WHAT IS BEING ASKED -> Write out the entries below once more, exactly.

───── EXCERPTED RECORDS

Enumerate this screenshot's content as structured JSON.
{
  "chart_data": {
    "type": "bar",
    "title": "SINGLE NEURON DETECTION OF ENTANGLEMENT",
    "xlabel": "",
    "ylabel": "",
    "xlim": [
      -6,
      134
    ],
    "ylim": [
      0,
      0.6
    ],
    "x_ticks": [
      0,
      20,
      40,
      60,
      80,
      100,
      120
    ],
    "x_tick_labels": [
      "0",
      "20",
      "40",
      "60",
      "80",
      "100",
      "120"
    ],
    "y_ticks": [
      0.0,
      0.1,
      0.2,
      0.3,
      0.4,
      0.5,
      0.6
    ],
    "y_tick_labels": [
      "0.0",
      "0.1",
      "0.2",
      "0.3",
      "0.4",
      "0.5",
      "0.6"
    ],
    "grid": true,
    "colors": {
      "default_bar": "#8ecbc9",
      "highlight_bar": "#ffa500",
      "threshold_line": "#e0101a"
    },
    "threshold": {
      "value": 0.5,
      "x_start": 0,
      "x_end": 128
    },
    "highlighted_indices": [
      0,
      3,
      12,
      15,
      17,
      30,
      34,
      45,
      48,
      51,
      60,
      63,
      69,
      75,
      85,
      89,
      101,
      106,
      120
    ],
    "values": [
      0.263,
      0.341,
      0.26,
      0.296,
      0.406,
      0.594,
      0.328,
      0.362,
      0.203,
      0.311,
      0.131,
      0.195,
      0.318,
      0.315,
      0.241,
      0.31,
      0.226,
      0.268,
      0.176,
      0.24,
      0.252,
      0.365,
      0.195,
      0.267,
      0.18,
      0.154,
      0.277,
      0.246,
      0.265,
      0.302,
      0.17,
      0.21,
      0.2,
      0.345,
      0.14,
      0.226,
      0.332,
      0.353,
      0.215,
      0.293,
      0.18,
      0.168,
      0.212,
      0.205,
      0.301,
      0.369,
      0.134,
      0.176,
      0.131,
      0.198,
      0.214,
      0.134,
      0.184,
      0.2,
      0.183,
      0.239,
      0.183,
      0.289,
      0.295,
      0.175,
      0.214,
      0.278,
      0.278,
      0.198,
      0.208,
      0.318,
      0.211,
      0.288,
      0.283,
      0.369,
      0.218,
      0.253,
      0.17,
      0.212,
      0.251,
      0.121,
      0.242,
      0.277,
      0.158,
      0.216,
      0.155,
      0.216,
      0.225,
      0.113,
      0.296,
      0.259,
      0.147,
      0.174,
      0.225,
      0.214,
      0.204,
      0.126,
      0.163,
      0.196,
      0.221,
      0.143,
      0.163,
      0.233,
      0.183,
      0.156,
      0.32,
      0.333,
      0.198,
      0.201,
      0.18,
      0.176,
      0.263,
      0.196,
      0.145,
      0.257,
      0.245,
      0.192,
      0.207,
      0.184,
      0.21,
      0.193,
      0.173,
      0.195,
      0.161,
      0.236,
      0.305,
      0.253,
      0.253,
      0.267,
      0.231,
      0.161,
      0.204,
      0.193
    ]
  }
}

──────────

EXERCISE ANSWER ->
Enumerate this screenshot's content as structured JSON.
{
  "chart_data": {
    "type": "bar",
    "title": "SINGLE NEURON DETECTION OF ENTANGLEMENT",
    "xlabel": "",
    "ylabel": "",
    "xlim": [
      -6,
      134
    ],
    "ylim": [
      0,
      0.6
    ],
    "x_ticks": [
      0,
      20,
      40,
      60,
      80,
      100,
      120
    ],
    "x_tick_labels": [
      "0",
      "20",
      "40",
      "60",
      "80",
      "100",
      "120"
    ],
    "y_ticks": [
      0.0,
      0.1,
      0.2,
      0.3,
      0.4,
      0.5,
      0.6
    ],
    "y_tick_labels": [
      "0.0",
      "0.1",
      "0.2",
      "0.3",
      "0.4",
      "0.5",
      "0.6"
    ],
    "grid": true,
    "colors": {
      "default_bar": "#8ecbc9",
      "highlight_bar": "#ffa500",
      "threshold_line": "#e0101a"
    },
    "threshold": {
      "value": 0.5,
      "x_start": 0,
      "x_end": 128
    },
    "highlighted_indices": [
      0,
      3,
      12,
      15,
      17,
      30,
      34,
      45,
      48,
      51,
      60,
      63,
      69,
      75,
      85,
      89,
      101,
      106,
      120
    ],
    "values": [
      0.263,
      0.341,
      0.26,
      0.296,
      0.406,
      0.594,
      0.328,
      0.362,
      0.203,
      0.311,
      0.131,
      0.195,
      0.318,
      0.315,
      0.241,
      0.31,
      0.226,
      0.268,
      0.176,
      0.24,
      0.252,
      0.365,
      0.195,
      0.267,
      0.18,
      0.154,
      0.277,
      0.246,
      0.265,
      0.302,
      0.17,
      0.21,
      0.2,
      0.345,
      0.14,
      0.226,
      0.332,
      0.353,
      0.215,
      0.293,
      0.18,
      0.168,
      0.212,
      0.205,
      0.301,
      0.369,
      0.134,
      0.176,
      0.131,
      0.198,
      0.214,
      0.134,
      0.184,
      0.2,
      0.183,
      0.239,
      0.183,
      0.289,
      0.295,
      0.175,
      0.214,
      0.278,
      0.278,
      0.198,
      0.208,
      0.318,
      0.211,
      0.288,
      0.283,
      0.369,
      0.218,
      0.253,
      0.17,
      0.212,
      0.251,
      0.121,
      0.242,
      0.277,
      0.158,
      0.216,
      0.155,
      0.216,
      0.225,
      0.113,
      0.296,
      0.259,
      0.147,
      0.174,
      0.225,
      0.214,
      0.204,
      0.126,
      0.163,
      0.196,
      0.221,
      0.143,
      0.163,
      0.233,
      0.183,
      0.156,
      0.32,
      0.333,
      0.198,
      0.201,
      0.18,
      0.176,
      0.263,
      0.196,
      0.145,
      0.257,
      0.245,
      0.192,
      0.207,
      0.184,
      0.21,
      0.193,
      0.173,
      0.195,
      0.161,
      0.236,
      0.305,
      0.253,
      0.253,
      0.267,
      0.231,
      0.161,
      0.204,
      0.193
    ]
  }
}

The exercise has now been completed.